• _Stored records_:
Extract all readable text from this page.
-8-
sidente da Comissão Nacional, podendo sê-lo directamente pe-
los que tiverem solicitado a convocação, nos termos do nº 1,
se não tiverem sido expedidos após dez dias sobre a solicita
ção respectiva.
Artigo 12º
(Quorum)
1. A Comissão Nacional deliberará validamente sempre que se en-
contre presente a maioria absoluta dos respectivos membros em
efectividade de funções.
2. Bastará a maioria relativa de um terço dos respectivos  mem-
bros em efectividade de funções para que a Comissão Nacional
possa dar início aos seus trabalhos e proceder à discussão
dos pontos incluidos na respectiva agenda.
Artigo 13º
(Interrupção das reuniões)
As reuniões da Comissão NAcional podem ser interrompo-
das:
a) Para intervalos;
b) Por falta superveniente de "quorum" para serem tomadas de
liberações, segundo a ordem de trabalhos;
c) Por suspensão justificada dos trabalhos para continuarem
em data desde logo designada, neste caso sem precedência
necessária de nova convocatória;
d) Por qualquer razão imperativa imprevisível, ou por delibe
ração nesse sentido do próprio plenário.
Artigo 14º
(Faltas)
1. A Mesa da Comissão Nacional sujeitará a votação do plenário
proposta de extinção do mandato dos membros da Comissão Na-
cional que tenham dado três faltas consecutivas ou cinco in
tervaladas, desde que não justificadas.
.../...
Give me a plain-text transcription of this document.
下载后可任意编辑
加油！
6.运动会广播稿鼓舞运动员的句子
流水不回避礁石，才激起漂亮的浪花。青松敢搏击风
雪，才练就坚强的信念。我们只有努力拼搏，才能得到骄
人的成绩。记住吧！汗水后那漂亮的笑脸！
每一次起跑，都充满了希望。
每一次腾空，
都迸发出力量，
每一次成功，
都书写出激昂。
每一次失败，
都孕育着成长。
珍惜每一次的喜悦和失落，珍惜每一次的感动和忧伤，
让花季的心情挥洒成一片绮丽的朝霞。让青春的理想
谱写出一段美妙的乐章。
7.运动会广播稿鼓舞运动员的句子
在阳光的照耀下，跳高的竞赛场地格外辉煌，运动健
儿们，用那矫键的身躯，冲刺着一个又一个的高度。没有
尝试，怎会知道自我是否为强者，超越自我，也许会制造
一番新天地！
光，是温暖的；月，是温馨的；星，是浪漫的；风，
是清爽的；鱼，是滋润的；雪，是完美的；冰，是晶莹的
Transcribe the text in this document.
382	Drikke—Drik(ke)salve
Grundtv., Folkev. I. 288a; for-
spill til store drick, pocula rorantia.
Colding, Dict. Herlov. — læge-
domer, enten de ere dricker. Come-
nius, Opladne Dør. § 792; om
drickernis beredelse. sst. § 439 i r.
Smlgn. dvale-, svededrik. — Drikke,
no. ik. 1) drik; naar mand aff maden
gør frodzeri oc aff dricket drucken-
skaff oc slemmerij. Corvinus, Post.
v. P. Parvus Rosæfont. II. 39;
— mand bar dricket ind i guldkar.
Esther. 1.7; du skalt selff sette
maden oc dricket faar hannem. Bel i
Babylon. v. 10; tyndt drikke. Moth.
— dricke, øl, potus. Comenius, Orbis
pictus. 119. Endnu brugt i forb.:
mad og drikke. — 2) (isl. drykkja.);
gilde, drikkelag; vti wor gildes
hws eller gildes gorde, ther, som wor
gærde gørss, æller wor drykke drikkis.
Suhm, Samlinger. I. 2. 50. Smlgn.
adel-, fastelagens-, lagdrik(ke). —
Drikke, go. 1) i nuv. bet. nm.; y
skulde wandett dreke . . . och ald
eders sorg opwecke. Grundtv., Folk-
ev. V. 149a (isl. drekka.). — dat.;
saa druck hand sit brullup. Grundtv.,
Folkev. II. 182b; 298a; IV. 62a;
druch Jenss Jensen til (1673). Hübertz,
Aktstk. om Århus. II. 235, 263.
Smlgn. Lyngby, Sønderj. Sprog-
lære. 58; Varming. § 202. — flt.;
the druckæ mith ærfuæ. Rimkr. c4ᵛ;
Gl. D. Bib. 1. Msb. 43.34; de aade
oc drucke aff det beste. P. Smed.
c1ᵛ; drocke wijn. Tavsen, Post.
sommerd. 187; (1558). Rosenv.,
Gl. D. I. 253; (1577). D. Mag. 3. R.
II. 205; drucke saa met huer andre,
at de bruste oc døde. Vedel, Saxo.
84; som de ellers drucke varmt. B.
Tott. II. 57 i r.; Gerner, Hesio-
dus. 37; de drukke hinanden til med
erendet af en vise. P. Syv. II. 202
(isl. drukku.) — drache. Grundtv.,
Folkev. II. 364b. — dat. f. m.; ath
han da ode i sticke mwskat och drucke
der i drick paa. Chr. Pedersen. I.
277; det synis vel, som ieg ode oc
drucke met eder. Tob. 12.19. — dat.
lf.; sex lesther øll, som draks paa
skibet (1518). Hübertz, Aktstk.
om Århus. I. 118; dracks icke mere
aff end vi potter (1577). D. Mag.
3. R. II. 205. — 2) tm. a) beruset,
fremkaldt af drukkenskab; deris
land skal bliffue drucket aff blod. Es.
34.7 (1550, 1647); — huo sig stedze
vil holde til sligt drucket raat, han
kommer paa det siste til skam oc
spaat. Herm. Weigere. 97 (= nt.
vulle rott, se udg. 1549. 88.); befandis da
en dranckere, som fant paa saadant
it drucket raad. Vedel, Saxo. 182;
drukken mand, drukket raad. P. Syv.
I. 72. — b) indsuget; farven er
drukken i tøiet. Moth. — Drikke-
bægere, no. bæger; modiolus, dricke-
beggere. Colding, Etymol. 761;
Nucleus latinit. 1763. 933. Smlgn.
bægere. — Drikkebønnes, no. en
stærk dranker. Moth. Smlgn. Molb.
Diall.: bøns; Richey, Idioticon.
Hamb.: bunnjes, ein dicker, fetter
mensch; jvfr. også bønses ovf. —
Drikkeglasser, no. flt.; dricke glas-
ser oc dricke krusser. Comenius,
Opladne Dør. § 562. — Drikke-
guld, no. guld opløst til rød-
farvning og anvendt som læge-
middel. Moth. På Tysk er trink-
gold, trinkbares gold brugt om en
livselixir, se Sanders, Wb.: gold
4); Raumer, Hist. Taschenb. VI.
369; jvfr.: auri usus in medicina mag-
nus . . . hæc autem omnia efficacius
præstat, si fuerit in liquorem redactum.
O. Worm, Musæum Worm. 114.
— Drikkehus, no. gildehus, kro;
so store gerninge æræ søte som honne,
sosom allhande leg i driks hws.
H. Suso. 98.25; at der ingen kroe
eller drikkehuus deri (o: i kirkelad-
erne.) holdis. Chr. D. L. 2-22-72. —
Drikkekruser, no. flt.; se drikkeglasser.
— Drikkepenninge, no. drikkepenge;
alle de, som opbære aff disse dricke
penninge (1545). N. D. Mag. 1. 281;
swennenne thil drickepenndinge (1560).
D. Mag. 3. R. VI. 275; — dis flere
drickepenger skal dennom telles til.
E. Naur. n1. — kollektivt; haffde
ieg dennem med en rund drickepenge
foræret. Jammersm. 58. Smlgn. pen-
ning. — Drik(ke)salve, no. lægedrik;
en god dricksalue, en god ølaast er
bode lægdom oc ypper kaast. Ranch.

• _Aim of the exercise_: In the data above, tally the lines holding "Vedel" and answer with the figure only.

• _Correct response_: 2